ITEMS:
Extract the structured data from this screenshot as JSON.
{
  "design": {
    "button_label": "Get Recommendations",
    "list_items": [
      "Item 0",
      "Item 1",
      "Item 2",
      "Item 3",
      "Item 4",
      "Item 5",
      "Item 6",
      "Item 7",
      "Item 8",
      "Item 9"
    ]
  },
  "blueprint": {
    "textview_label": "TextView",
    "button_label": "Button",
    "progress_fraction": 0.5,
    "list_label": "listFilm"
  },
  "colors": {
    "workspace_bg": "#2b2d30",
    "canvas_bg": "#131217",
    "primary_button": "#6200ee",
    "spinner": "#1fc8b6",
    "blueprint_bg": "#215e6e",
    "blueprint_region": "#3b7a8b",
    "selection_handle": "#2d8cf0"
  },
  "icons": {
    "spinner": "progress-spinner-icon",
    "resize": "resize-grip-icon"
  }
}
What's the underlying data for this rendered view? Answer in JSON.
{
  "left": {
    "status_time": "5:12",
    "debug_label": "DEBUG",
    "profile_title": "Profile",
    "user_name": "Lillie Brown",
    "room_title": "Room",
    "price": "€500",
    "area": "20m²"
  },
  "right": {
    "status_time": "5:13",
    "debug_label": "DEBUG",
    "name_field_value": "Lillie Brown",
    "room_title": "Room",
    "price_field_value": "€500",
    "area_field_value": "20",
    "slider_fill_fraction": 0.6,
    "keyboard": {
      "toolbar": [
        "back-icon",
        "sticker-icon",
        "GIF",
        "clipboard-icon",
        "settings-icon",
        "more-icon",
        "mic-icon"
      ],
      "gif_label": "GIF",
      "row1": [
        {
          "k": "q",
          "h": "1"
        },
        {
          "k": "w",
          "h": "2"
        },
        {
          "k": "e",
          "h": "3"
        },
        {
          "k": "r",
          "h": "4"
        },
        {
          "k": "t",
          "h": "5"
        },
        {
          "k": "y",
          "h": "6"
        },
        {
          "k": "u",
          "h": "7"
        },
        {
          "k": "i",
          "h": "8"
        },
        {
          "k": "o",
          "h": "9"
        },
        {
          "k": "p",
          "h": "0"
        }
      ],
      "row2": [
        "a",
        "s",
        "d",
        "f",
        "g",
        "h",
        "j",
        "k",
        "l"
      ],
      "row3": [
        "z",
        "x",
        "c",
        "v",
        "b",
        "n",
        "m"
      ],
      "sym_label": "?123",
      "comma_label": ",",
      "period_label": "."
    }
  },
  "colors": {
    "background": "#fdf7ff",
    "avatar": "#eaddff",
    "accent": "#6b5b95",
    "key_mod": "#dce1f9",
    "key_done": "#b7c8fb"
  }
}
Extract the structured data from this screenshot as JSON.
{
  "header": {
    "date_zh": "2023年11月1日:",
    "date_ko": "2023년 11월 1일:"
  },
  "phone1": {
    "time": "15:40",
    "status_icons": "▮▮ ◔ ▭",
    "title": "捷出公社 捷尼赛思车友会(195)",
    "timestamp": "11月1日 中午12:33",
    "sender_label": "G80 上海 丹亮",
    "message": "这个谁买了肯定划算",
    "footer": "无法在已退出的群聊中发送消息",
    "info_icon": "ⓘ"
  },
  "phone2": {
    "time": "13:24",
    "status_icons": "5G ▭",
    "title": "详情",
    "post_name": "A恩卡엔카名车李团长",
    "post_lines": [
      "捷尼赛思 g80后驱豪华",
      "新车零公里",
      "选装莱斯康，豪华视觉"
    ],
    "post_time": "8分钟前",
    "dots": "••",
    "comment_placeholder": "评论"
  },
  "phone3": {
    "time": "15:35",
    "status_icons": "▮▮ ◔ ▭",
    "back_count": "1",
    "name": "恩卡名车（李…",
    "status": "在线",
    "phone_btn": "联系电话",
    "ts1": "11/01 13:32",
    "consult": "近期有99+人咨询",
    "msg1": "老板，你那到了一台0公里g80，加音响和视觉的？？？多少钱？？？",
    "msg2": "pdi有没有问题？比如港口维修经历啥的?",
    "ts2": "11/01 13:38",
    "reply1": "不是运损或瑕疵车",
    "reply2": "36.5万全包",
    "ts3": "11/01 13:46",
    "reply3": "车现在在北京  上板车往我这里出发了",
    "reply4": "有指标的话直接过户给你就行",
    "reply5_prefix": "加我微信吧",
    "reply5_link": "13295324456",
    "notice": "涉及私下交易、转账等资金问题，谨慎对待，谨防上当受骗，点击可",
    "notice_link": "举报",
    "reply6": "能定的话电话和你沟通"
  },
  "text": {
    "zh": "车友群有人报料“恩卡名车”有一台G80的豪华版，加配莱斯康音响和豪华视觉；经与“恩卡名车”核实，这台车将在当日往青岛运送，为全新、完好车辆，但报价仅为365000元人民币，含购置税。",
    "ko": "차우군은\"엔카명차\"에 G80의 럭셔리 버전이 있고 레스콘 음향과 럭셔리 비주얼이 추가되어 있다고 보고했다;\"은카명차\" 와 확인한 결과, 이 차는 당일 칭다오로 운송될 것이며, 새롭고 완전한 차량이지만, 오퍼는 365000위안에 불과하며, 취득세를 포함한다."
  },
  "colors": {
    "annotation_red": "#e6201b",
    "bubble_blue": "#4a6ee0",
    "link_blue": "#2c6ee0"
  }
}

REQUIRED WORK:
From the material above, copy each line that includes the word "Brown".

CORRECT RESPONSE:
    "user_name": "Lillie Brown",
    "name_field_value": "Lillie Brown",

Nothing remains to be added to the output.